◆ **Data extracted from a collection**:
-- Start --

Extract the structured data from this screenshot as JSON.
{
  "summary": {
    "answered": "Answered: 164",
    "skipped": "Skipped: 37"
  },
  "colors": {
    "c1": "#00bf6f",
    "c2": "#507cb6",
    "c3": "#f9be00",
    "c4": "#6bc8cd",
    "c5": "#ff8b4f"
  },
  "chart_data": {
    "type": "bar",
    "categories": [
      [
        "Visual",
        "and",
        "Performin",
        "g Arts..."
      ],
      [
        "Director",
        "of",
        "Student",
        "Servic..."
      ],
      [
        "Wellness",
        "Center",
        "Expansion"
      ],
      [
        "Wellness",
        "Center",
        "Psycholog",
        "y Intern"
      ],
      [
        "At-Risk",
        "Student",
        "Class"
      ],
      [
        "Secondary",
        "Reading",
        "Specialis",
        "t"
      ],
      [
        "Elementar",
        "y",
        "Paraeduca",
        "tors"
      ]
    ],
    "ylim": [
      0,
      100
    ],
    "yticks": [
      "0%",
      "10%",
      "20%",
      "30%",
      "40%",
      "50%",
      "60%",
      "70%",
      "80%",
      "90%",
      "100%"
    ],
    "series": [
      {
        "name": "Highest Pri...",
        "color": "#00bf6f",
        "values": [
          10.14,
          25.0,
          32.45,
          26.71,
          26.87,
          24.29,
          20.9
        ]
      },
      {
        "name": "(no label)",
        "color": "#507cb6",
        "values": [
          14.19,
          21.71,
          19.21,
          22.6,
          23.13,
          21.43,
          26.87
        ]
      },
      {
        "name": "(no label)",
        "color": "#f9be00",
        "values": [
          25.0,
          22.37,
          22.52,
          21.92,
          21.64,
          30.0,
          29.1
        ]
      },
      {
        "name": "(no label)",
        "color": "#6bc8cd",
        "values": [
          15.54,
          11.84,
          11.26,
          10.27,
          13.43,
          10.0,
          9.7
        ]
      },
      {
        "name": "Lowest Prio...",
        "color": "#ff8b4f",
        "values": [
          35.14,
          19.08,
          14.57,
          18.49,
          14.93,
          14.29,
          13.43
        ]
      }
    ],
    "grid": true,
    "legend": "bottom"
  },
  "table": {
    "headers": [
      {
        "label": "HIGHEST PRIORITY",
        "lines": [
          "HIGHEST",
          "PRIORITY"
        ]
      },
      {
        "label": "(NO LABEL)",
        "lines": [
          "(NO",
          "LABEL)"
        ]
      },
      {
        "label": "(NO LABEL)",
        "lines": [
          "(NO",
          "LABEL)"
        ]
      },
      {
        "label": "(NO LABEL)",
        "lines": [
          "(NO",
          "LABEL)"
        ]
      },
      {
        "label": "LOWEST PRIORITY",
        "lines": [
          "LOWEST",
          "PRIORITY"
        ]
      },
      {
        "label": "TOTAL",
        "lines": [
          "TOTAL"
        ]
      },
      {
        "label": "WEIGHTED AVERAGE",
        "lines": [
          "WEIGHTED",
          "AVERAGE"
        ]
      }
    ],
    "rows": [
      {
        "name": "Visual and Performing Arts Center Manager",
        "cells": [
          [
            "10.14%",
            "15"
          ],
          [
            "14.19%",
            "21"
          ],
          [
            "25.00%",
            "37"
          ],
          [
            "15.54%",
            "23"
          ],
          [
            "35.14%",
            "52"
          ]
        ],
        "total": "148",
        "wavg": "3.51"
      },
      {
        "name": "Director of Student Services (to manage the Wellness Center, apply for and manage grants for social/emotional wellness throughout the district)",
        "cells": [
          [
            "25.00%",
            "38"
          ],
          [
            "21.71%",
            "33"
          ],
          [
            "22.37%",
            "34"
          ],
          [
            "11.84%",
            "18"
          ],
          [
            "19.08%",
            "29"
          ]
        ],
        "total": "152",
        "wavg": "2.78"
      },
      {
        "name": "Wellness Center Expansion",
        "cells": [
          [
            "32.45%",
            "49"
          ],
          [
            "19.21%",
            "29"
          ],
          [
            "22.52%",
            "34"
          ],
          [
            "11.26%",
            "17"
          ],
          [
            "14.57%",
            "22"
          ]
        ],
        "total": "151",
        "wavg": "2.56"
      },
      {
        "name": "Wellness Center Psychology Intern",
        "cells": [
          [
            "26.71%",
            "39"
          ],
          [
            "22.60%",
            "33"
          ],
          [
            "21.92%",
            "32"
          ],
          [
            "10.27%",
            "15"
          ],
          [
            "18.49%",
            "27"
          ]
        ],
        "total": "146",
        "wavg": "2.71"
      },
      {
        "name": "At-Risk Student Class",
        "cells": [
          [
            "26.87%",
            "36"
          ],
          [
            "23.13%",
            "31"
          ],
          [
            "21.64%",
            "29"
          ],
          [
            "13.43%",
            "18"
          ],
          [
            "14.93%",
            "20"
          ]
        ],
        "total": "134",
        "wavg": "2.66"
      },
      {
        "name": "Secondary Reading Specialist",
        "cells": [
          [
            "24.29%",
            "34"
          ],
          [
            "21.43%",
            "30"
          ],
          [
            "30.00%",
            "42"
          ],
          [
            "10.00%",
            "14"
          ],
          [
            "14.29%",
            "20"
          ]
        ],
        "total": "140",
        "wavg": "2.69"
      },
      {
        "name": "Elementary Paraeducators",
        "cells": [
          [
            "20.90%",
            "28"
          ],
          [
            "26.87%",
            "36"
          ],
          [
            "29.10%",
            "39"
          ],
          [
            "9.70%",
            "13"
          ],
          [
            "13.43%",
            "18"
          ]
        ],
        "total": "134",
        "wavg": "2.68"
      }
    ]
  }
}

-- End --

Write out every line of the data that holds the word "Student".

◆ **THE OUTPUT**:
        "Student",
        "Student",
        "name": "Director of Student Services (to manage the Wellness Center, apply for and manage grants for social/emotional wellness throughout the district)",
        "name": "At-Risk Student Class",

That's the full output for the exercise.